* **Short task**
Pick out every line in the data below that holds "grid".
◆ ◆ ◆
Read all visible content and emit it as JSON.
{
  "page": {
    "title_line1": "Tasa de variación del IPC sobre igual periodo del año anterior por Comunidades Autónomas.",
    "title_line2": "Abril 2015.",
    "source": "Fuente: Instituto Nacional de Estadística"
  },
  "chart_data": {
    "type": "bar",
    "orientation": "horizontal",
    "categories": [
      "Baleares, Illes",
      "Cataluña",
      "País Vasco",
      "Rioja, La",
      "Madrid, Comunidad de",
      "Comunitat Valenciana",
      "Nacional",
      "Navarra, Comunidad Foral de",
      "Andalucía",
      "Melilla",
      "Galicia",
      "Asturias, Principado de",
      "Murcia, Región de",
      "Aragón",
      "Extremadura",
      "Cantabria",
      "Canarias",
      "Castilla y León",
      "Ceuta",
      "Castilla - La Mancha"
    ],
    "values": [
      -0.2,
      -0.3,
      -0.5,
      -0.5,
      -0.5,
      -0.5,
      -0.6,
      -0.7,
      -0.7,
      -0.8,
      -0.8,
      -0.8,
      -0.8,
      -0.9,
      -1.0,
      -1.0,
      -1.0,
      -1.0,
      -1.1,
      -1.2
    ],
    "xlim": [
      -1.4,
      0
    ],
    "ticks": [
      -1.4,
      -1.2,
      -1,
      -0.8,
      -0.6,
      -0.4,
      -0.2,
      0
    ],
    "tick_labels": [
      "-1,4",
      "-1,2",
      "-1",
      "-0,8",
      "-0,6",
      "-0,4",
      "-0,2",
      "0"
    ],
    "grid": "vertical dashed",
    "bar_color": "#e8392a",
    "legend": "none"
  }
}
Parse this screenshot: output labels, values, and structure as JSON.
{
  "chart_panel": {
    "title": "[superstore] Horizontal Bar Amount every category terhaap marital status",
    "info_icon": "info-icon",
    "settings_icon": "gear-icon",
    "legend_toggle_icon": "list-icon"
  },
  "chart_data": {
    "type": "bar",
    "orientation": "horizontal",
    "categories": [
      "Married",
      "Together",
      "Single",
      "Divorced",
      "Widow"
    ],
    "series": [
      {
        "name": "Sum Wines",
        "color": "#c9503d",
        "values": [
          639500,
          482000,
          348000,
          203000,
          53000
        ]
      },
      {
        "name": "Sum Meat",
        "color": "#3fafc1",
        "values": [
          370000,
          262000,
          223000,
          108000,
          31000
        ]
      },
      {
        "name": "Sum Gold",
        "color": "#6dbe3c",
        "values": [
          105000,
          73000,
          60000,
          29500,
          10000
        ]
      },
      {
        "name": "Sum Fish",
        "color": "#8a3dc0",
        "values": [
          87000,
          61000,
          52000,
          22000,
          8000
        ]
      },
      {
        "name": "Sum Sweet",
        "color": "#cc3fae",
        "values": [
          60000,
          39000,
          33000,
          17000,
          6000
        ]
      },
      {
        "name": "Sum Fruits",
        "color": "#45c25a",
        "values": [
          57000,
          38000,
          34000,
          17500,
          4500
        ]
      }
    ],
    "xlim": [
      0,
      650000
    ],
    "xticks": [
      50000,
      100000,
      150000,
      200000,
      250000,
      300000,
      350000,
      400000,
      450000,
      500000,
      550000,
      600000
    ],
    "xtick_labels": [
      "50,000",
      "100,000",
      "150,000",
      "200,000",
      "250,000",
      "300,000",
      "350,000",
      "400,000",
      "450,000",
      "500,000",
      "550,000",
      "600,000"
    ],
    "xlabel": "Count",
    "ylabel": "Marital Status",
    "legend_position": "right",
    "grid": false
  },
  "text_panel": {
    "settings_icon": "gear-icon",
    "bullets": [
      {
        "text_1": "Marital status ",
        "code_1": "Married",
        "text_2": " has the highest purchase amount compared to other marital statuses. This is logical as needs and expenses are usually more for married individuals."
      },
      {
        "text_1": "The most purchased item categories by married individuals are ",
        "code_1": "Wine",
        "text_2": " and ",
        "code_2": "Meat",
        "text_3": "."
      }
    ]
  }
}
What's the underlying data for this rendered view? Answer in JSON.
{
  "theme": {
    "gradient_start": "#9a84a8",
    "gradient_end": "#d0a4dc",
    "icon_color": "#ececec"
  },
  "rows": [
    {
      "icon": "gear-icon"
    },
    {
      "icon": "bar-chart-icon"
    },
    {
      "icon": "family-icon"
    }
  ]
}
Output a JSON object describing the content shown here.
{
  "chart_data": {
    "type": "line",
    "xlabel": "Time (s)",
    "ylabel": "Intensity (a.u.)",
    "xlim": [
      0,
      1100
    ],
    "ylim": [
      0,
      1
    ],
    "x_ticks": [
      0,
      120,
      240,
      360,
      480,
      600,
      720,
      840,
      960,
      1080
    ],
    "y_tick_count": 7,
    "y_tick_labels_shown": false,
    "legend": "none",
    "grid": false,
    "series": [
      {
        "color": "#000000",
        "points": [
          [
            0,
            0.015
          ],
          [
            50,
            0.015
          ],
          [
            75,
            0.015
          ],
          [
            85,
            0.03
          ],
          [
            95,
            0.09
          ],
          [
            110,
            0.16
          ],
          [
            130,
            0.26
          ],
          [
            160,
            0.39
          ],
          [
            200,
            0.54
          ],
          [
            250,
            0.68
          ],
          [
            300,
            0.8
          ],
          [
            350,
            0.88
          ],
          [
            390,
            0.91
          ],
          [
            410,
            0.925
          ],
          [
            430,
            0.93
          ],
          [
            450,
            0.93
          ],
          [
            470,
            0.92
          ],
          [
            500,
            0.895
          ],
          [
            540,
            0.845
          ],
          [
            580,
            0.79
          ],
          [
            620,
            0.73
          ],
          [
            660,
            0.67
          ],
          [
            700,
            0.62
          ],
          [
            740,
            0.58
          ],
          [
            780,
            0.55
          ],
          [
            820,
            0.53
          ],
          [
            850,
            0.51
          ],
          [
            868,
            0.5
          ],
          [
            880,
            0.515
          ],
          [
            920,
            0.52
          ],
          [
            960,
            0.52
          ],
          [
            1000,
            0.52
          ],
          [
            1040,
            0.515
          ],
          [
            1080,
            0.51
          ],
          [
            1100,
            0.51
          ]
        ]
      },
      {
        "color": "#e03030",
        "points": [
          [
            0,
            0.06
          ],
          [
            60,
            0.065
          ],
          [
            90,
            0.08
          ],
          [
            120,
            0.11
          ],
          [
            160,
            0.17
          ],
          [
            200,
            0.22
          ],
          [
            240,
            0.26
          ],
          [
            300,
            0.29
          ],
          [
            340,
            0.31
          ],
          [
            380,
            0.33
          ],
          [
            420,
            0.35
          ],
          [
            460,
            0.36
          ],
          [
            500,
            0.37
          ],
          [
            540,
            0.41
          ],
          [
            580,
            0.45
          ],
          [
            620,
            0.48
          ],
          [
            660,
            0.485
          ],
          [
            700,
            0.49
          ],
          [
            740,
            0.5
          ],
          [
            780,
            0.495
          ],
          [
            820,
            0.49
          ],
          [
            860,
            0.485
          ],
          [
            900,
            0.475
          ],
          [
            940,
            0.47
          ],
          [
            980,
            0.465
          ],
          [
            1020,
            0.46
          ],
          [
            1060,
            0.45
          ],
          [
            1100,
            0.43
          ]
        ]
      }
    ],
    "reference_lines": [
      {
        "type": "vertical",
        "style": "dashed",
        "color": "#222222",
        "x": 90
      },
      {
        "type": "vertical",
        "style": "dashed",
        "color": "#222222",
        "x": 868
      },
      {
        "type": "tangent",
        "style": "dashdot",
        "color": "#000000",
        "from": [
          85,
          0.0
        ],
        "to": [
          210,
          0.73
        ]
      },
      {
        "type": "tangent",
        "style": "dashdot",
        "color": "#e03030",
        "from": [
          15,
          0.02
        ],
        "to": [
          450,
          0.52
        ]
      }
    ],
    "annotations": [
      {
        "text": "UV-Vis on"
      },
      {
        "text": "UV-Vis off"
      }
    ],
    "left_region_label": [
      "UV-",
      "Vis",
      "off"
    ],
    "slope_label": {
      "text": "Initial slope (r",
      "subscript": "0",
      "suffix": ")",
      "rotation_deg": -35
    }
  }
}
◆ ◆ ◆
* **Expected output**
    "grid": "vertical dashed",
    "grid": false
    "grid": false,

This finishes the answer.